━━ MATERIAL SHOWN

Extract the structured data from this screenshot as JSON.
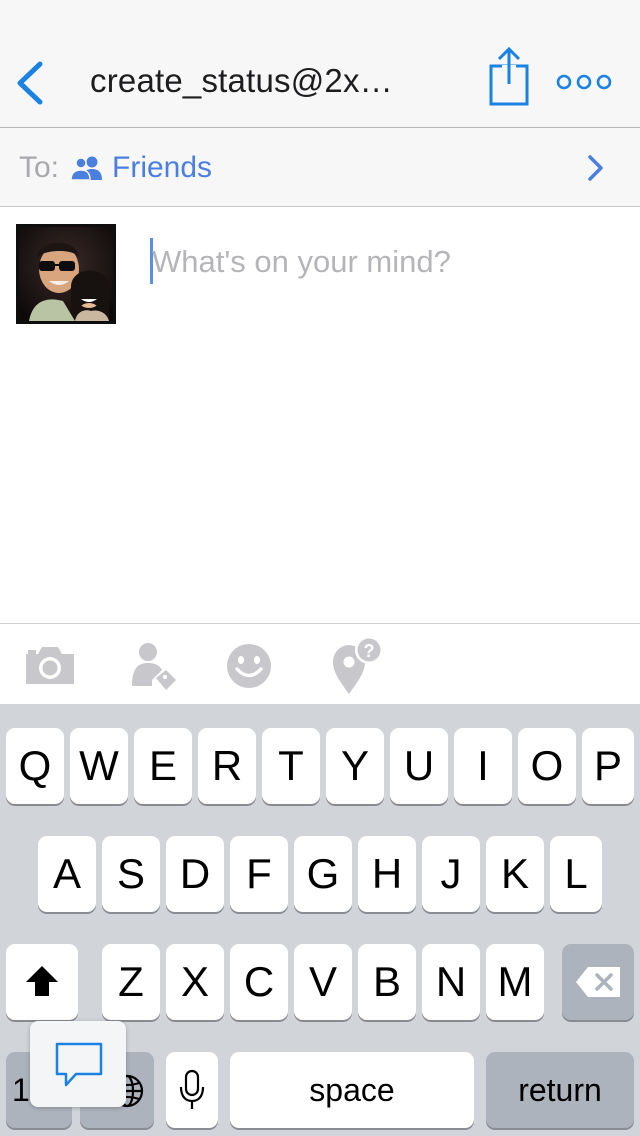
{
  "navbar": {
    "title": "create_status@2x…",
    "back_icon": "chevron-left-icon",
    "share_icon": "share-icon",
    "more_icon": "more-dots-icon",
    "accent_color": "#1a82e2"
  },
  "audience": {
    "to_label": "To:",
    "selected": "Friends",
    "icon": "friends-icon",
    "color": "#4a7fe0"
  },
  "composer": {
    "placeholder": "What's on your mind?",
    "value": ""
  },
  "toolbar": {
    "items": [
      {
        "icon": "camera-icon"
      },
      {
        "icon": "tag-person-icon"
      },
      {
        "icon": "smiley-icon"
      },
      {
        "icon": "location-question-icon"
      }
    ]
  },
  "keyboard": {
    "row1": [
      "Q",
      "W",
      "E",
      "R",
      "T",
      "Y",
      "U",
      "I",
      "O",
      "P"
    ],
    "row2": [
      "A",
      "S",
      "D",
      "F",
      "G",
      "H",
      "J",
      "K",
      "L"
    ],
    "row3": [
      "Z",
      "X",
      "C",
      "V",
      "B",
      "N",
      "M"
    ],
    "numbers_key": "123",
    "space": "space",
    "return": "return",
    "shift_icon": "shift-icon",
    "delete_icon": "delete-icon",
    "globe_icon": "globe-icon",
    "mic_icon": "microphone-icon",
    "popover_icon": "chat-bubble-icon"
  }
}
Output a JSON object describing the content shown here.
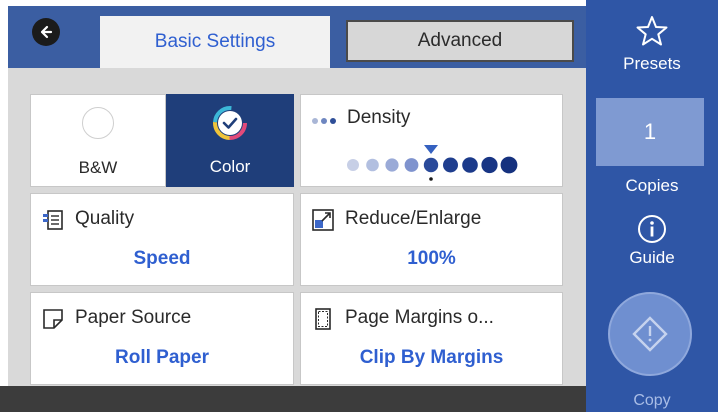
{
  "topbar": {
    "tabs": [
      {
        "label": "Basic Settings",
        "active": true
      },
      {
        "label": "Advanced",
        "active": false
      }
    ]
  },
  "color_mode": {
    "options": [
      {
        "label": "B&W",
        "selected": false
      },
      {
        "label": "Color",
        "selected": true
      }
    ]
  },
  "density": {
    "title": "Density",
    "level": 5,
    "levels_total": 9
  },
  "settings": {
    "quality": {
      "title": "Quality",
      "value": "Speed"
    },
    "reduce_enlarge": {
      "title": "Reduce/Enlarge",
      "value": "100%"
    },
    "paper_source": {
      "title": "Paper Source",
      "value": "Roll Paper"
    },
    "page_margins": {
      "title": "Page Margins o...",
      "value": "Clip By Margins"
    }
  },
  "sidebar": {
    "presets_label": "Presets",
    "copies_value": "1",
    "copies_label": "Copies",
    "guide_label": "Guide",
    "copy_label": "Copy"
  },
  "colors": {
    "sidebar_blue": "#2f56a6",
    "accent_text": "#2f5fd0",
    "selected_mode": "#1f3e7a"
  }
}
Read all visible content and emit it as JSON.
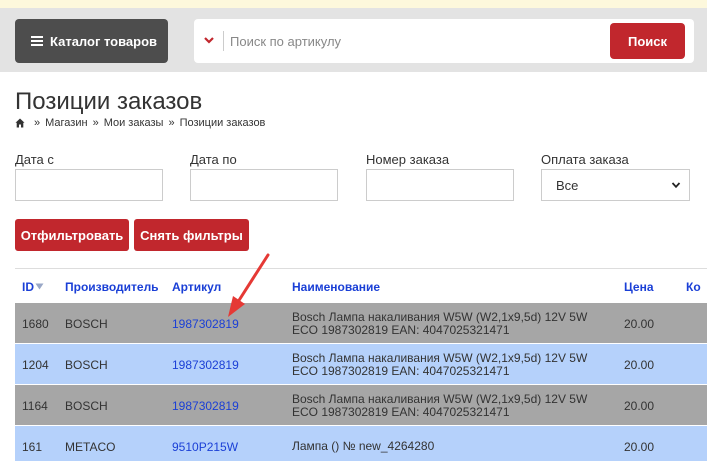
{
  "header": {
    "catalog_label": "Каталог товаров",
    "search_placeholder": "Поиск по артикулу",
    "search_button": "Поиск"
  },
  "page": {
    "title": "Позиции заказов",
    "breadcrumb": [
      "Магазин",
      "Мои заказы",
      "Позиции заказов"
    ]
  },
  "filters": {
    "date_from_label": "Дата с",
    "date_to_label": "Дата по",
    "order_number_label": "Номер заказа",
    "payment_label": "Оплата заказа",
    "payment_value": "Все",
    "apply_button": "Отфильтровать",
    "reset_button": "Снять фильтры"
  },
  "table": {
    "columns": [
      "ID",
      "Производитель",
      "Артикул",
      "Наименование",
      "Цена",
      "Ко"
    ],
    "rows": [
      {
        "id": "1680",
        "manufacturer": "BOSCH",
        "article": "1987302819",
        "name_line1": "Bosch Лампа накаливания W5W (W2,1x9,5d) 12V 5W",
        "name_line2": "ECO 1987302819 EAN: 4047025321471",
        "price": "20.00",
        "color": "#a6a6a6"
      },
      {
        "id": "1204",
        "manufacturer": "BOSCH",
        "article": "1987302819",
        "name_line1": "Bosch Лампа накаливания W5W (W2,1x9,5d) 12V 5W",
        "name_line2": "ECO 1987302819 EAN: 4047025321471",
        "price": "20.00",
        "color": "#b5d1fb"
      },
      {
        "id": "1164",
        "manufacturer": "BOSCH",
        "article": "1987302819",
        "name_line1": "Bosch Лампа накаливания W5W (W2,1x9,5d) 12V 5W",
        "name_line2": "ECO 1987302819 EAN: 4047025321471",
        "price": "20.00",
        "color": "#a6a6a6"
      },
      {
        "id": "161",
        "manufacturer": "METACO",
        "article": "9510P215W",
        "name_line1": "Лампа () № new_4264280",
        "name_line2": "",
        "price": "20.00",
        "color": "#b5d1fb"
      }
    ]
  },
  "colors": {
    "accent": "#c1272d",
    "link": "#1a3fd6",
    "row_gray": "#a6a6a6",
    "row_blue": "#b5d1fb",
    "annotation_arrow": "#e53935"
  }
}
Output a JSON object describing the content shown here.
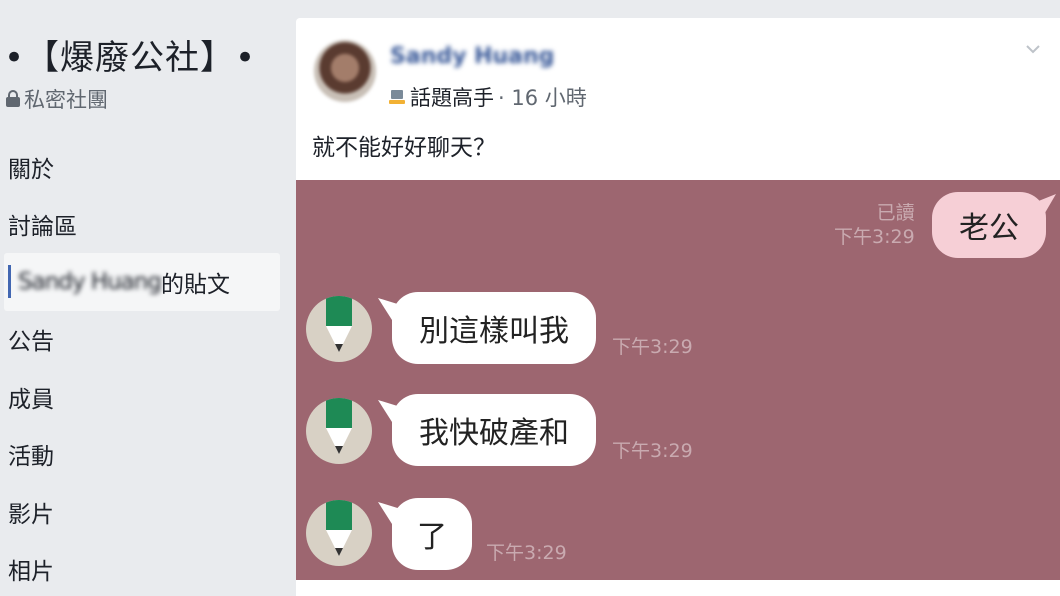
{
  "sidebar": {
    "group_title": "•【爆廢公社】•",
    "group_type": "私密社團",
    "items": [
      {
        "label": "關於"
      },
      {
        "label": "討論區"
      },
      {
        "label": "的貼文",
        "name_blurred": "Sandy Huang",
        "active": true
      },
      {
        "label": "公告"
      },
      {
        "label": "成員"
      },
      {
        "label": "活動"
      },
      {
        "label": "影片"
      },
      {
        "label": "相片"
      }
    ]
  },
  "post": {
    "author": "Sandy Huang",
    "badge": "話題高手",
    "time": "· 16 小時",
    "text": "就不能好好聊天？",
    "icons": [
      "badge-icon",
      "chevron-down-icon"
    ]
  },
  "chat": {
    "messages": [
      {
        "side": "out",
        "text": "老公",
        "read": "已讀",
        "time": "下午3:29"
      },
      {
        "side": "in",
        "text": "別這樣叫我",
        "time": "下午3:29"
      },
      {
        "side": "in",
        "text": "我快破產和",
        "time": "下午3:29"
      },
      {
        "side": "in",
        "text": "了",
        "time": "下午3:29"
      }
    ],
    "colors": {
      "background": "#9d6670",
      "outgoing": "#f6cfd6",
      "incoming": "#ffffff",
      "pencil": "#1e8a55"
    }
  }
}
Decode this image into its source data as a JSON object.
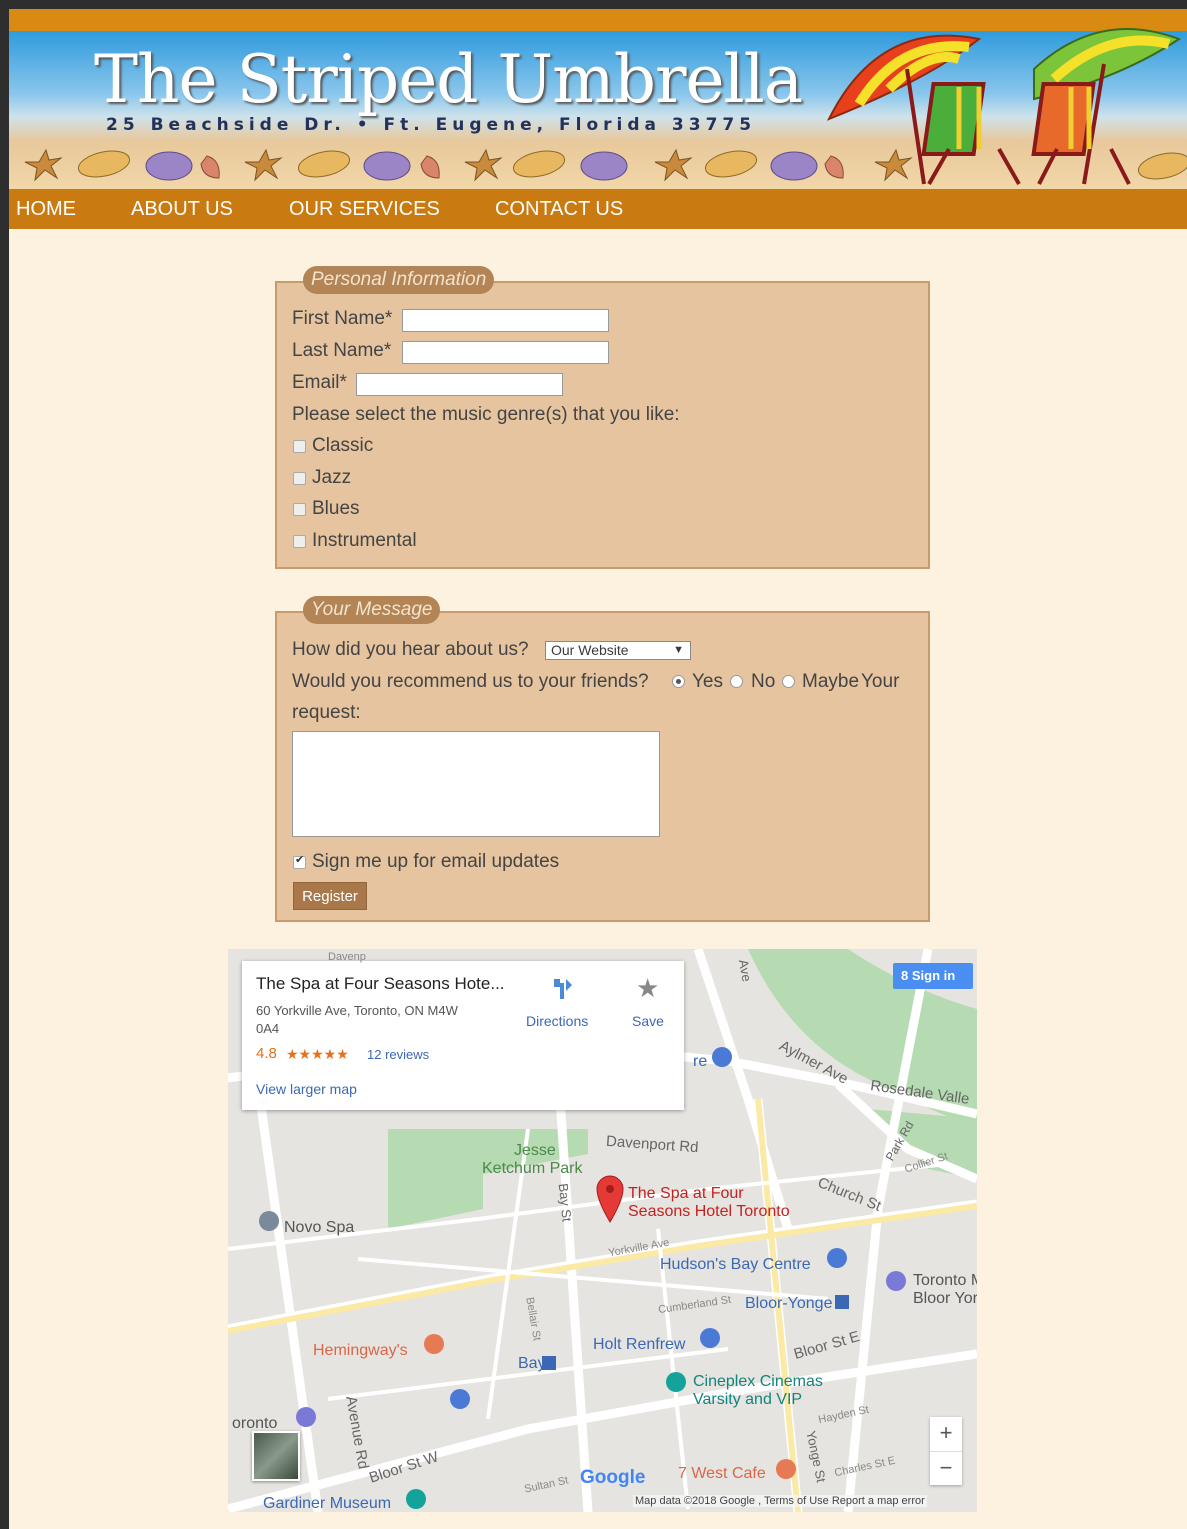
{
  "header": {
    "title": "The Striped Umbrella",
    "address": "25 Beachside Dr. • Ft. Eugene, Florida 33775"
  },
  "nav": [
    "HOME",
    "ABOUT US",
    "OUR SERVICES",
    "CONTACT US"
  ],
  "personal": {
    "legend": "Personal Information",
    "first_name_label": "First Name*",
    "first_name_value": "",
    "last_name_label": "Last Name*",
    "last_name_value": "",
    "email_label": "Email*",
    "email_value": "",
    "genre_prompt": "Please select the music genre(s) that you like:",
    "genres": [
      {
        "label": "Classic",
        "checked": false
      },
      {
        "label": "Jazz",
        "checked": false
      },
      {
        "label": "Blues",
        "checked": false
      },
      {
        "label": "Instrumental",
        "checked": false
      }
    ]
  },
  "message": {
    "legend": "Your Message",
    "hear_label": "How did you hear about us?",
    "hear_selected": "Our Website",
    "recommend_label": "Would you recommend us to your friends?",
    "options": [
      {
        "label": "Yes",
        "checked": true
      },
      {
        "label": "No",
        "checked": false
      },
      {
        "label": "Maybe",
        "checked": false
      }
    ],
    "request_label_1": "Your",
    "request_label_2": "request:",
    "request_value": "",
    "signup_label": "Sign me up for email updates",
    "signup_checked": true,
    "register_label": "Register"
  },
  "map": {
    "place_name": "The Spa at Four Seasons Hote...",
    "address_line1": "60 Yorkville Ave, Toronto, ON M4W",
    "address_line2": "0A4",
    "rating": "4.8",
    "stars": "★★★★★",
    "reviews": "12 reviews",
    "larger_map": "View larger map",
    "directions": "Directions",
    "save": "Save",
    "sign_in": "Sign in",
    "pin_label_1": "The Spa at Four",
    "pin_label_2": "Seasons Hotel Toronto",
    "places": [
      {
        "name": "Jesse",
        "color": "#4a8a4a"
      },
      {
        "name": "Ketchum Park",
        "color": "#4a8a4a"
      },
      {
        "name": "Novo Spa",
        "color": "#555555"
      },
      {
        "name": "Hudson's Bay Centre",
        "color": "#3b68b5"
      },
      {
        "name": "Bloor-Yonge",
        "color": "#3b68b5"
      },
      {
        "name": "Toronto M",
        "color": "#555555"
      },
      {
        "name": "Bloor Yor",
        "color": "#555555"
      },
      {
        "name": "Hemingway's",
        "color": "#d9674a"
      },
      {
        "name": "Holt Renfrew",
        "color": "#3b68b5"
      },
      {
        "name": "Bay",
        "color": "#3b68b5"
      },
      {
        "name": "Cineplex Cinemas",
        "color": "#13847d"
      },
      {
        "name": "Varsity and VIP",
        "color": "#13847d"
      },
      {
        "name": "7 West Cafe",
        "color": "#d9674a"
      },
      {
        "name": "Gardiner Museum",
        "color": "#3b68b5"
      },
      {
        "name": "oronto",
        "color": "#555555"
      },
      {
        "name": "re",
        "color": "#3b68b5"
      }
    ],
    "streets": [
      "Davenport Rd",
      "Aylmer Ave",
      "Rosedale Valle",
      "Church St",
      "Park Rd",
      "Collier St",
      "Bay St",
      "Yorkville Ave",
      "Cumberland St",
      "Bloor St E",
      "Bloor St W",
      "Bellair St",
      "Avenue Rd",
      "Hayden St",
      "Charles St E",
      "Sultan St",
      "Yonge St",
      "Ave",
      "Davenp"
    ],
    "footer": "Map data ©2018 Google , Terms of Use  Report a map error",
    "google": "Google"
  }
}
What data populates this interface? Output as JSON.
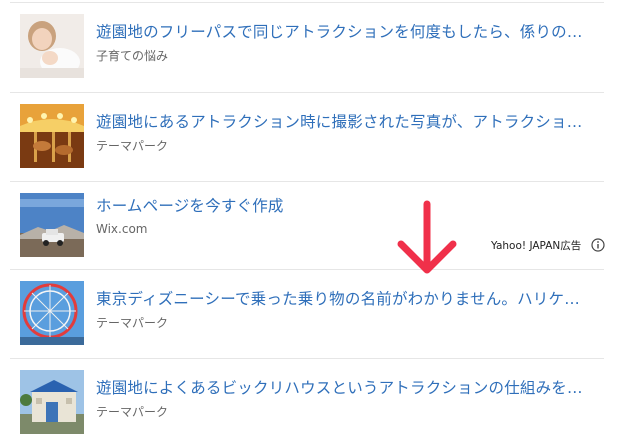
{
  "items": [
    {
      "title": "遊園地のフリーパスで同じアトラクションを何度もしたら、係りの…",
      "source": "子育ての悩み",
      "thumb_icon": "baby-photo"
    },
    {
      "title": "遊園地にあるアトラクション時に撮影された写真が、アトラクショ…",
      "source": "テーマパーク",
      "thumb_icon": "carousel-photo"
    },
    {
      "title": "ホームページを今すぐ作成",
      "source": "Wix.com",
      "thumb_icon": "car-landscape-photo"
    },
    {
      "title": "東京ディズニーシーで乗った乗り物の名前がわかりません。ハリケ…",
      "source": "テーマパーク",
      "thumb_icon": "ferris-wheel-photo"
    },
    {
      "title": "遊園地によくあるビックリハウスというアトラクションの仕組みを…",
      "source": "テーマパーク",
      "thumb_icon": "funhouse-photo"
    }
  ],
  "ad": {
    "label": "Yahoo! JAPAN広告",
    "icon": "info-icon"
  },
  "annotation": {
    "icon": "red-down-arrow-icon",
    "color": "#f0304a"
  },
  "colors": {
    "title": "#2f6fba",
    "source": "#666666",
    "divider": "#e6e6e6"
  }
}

━━━━

→ INSTRUCTIONS FOR THE TASK:
From the listing above, pick out each line where the word "photo" appears.

→ OUTPUT OF THE TASK:
      "thumb_icon": "baby-photo"
      "thumb_icon": "carousel-photo"
      "thumb_icon": "car-landscape-photo"
      "thumb_icon": "ferris-wheel-photo"
      "thumb_icon": "funhouse-photo"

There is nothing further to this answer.